● Exercise task
Make an exact copy of all the material below, apart from the pictures.

-------- Entries --------

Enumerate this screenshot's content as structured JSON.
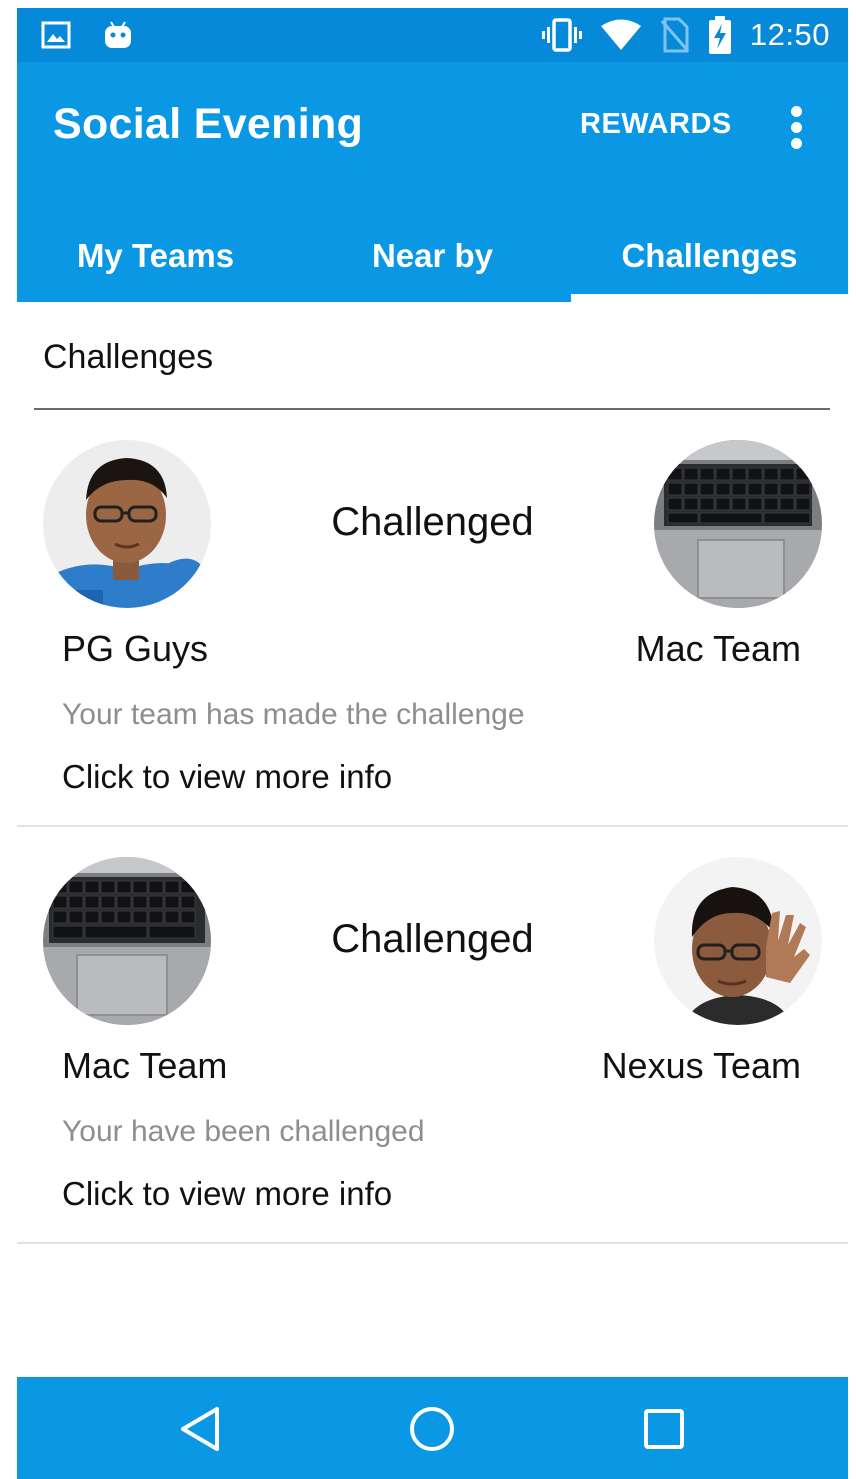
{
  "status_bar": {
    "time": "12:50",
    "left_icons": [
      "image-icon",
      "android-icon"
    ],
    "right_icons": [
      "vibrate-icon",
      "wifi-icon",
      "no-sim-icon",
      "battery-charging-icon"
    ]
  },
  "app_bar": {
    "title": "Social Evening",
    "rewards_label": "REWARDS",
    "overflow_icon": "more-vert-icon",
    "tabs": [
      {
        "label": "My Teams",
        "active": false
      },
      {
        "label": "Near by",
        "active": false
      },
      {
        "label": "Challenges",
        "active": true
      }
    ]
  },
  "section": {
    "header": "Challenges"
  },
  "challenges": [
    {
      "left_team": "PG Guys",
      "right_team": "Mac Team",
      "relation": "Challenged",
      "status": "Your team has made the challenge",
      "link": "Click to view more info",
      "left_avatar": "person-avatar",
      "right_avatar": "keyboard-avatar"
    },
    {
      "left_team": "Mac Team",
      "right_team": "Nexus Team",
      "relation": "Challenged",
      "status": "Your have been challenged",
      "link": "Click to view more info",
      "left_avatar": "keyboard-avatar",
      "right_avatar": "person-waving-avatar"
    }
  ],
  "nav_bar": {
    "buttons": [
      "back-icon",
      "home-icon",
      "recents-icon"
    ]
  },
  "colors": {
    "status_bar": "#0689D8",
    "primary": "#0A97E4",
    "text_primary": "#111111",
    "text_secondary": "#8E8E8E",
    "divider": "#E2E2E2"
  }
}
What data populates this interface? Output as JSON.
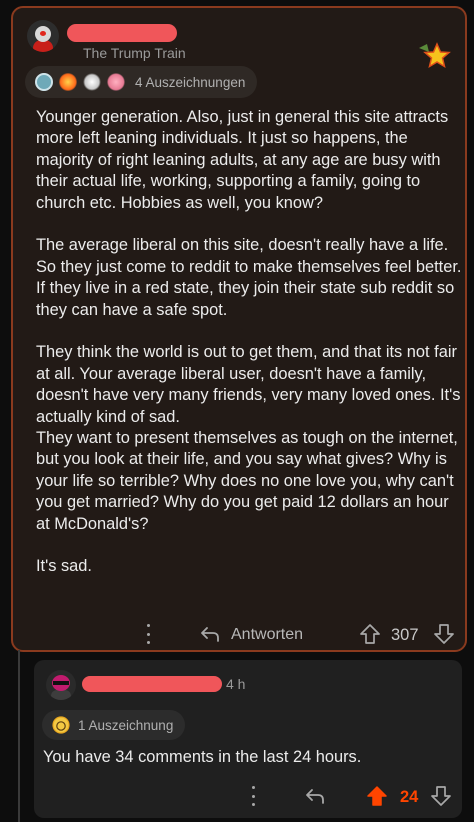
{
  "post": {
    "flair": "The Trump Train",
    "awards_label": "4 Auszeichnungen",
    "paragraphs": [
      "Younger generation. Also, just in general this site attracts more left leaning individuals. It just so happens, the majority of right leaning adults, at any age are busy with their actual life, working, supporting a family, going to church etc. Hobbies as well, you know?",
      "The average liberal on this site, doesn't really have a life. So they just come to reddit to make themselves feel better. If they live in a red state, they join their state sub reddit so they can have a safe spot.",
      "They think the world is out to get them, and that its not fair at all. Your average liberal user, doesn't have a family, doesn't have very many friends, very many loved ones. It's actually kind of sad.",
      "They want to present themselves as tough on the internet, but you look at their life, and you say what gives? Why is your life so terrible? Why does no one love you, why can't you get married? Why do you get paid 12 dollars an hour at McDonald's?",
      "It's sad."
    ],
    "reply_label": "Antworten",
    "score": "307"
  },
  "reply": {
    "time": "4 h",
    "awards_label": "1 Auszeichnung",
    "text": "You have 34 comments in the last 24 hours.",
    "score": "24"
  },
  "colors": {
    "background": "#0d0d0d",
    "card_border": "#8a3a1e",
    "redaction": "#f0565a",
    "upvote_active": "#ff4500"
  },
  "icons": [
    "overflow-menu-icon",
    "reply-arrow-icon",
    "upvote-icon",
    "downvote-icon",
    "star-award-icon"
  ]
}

--------

● Answer to this problem
Enumerate this screenshot's content as structured JSON.
{
  "status_bar": {
    "time": "12:50",
    "left_icons": [
      "image-icon",
      "android-icon"
    ],
    "right_icons": [
      "vibrate-icon",
      "wifi-icon",
      "no-sim-icon",
      "battery-charging-icon"
    ]
  },
  "app_bar": {
    "title": "Social Evening",
    "rewards_label": "REWARDS",
    "overflow_icon": "more-vert-icon",
    "tabs": [
      {
        "label": "My Teams",
        "active": false
      },
      {
        "label": "Near by",
        "active": false
      },
      {
        "label": "Challenges",
        "active": true
      }
    ]
  },
  "section": {
    "header": "Challenges"
  },
  "challenges": [
    {
      "left_team": "PG Guys",
      "right_team": "Mac Team",
      "relation": "Challenged",
      "status": "Your team has made the challenge",
      "link": "Click to view more info",
      "left_avatar": "person-avatar",
      "right_avatar": "keyboard-avatar"
    },
    {
      "left_team": "Mac Team",
      "right_team": "Nexus Team",
      "relation": "Challenged",
      "status": "Your have been challenged",
      "link": "Click to view more info",
      "left_avatar": "keyboard-avatar",
      "right_avatar": "person-waving-avatar"
    }
  ],
  "nav_bar": {
    "buttons": [
      "back-icon",
      "home-icon",
      "recents-icon"
    ]
  },
  "colors": {
    "status_bar": "#0689D8",
    "primary": "#0A97E4",
    "text_primary": "#111111",
    "text_secondary": "#8E8E8E",
    "divider": "#E2E2E2"
  }
}
What data populates this interface? Output as JSON.
{
  "post": {
    "flair": "The Trump Train",
    "awards_label": "4 Auszeichnungen",
    "paragraphs": [
      "Younger generation. Also, just in general this site attracts more left leaning individuals. It just so happens, the majority of right leaning adults, at any age are busy with their actual life, working, supporting a family, going to church etc. Hobbies as well, you know?",
      "The average liberal on this site, doesn't really have a life. So they just come to reddit to make themselves feel better. If they live in a red state, they join their state sub reddit so they can have a safe spot.",
      "They think the world is out to get them, and that its not fair at all. Your average liberal user, doesn't have a family, doesn't have very many friends, very many loved ones. It's actually kind of sad.",
      "They want to present themselves as tough on the internet, but you look at their life, and you say what gives? Why is your life so terrible? Why does no one love you, why can't you get married? Why do you get paid 12 dollars an hour at McDonald's?",
      "It's sad."
    ],
    "reply_label": "Antworten",
    "score": "307"
  },
  "reply": {
    "time": "4 h",
    "awards_label": "1 Auszeichnung",
    "text": "You have 34 comments in the last 24 hours.",
    "score": "24"
  },
  "colors": {
    "background": "#0d0d0d",
    "card_border": "#8a3a1e",
    "redaction": "#f0565a",
    "upvote_active": "#ff4500"
  },
  "icons": [
    "overflow-menu-icon",
    "reply-arrow-icon",
    "upvote-icon",
    "downvote-icon",
    "star-award-icon"
  ]
}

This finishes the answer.